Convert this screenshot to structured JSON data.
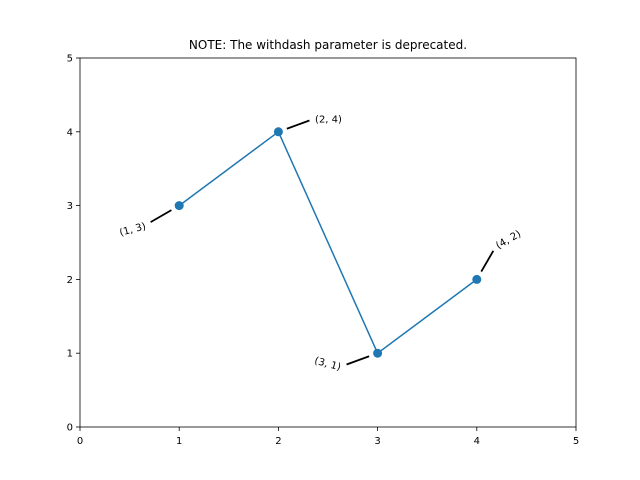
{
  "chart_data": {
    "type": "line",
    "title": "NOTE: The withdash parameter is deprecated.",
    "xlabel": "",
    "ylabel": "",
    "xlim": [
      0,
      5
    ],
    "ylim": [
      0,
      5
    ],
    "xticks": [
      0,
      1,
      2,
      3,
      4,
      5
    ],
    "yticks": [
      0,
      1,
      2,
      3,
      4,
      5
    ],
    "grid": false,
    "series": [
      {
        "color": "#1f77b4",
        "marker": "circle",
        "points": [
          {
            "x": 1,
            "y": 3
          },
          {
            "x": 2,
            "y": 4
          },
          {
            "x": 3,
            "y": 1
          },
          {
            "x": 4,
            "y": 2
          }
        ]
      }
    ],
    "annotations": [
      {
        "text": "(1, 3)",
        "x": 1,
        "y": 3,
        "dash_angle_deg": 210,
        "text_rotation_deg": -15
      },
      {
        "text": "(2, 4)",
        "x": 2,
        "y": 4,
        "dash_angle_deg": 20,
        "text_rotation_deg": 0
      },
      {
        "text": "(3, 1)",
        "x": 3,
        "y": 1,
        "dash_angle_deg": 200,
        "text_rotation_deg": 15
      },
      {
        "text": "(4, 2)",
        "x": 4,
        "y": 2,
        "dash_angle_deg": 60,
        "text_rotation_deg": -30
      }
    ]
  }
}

● ● ● ●

WHAT YOU ARE ASKED TO DO -
All of the lines above should be retyped precisely, apart from the pictures.

COMPLETE OUTPUT -
Convert this screenshot to structured JSON data.
{
  "chart_data": {
    "type": "line",
    "title": "NOTE: The withdash parameter is deprecated.",
    "xlabel": "",
    "ylabel": "",
    "xlim": [
      0,
      5
    ],
    "ylim": [
      0,
      5
    ],
    "xticks": [
      0,
      1,
      2,
      3,
      4,
      5
    ],
    "yticks": [
      0,
      1,
      2,
      3,
      4,
      5
    ],
    "grid": false,
    "series": [
      {
        "color": "#1f77b4",
        "marker": "circle",
        "points": [
          {
            "x": 1,
            "y": 3
          },
          {
            "x": 2,
            "y": 4
          },
          {
            "x": 3,
            "y": 1
          },
          {
            "x": 4,
            "y": 2
          }
        ]
      }
    ],
    "annotations": [
      {
        "text": "(1, 3)",
        "x": 1,
        "y": 3,
        "dash_angle_deg": 210,
        "text_rotation_deg": -15
      },
      {
        "text": "(2, 4)",
        "x": 2,
        "y": 4,
        "dash_angle_deg": 20,
        "text_rotation_deg": 0
      },
      {
        "text": "(3, 1)",
        "x": 3,
        "y": 1,
        "dash_angle_deg": 200,
        "text_rotation_deg": 15
      },
      {
        "text": "(4, 2)",
        "x": 4,
        "y": 2,
        "dash_angle_deg": 60,
        "text_rotation_deg": -30
      }
    ]
  }
}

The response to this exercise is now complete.